Available data =>
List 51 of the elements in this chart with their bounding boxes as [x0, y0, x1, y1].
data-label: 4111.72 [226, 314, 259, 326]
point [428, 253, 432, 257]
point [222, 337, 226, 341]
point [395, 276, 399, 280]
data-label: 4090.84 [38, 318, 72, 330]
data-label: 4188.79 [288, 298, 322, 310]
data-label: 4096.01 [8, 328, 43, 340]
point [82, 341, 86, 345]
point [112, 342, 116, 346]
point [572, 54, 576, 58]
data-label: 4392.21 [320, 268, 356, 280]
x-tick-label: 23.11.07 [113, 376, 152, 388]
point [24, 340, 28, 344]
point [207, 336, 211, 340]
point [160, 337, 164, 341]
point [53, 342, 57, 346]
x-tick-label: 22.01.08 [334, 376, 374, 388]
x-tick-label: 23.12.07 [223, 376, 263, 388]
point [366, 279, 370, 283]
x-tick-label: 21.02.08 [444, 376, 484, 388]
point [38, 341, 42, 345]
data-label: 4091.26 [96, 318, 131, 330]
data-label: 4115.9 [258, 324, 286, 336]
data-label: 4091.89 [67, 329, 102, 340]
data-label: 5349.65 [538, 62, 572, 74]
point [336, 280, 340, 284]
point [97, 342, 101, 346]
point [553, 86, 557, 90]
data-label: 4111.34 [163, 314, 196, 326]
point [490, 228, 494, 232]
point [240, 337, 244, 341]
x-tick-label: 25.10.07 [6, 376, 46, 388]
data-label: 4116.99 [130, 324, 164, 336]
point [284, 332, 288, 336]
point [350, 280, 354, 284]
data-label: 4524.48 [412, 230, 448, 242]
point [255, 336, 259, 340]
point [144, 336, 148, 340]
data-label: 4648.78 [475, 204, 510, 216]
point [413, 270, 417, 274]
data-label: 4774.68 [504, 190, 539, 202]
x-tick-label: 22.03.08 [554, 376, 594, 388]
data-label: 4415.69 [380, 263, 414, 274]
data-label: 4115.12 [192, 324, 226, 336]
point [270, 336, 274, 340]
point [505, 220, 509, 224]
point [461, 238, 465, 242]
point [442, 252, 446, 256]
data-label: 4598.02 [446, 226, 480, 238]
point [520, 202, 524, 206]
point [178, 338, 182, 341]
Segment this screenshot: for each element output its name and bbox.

Aim of the task =>
Rewrite all of the material above, changing every "data-label" to "value-label" and keeping everything else the same.

Result of this task =>
List 51 of the elements in this chart with their bounding boxes as [x0, y0, x1, y1].
value-label: 4111.72 [226, 314, 259, 326]
point [428, 253, 432, 257]
point [222, 337, 226, 341]
point [395, 276, 399, 280]
value-label: 4090.84 [38, 318, 72, 330]
value-label: 4188.79 [288, 298, 322, 310]
value-label: 4096.01 [8, 328, 43, 340]
point [82, 341, 86, 345]
point [112, 342, 116, 346]
point [572, 54, 576, 58]
value-label: 4392.21 [320, 268, 356, 280]
x-tick-label: 23.11.07 [113, 376, 152, 388]
point [24, 340, 28, 344]
point [207, 336, 211, 340]
point [160, 337, 164, 341]
point [53, 342, 57, 346]
x-tick-label: 22.01.08 [334, 376, 374, 388]
x-tick-label: 23.12.07 [223, 376, 263, 388]
point [366, 279, 370, 283]
x-tick-label: 21.02.08 [444, 376, 484, 388]
point [38, 341, 42, 345]
value-label: 4091.26 [96, 318, 131, 330]
value-label: 4115.9 [258, 324, 286, 336]
value-label: 4091.89 [67, 329, 102, 340]
value-label: 5349.65 [538, 62, 572, 74]
point [336, 280, 340, 284]
point [97, 342, 101, 346]
point [553, 86, 557, 90]
value-label: 4111.34 [163, 314, 196, 326]
point [490, 228, 494, 232]
point [240, 337, 244, 341]
x-tick-label: 25.10.07 [6, 376, 46, 388]
value-label: 4116.99 [130, 324, 164, 336]
point [284, 332, 288, 336]
point [350, 280, 354, 284]
value-label: 4524.48 [412, 230, 448, 242]
point [255, 336, 259, 340]
point [144, 336, 148, 340]
value-label: 4648.78 [475, 204, 510, 216]
point [413, 270, 417, 274]
value-label: 4774.68 [504, 190, 539, 202]
x-tick-label: 22.03.08 [554, 376, 594, 388]
value-label: 4415.69 [380, 263, 414, 274]
value-label: 4115.12 [192, 324, 226, 336]
point [270, 336, 274, 340]
point [505, 220, 509, 224]
point [461, 238, 465, 242]
point [442, 252, 446, 256]
value-label: 4598.02 [446, 226, 480, 238]
point [520, 202, 524, 206]
point [178, 338, 182, 341]
Segment this screenshot: for each element output its name and bbox.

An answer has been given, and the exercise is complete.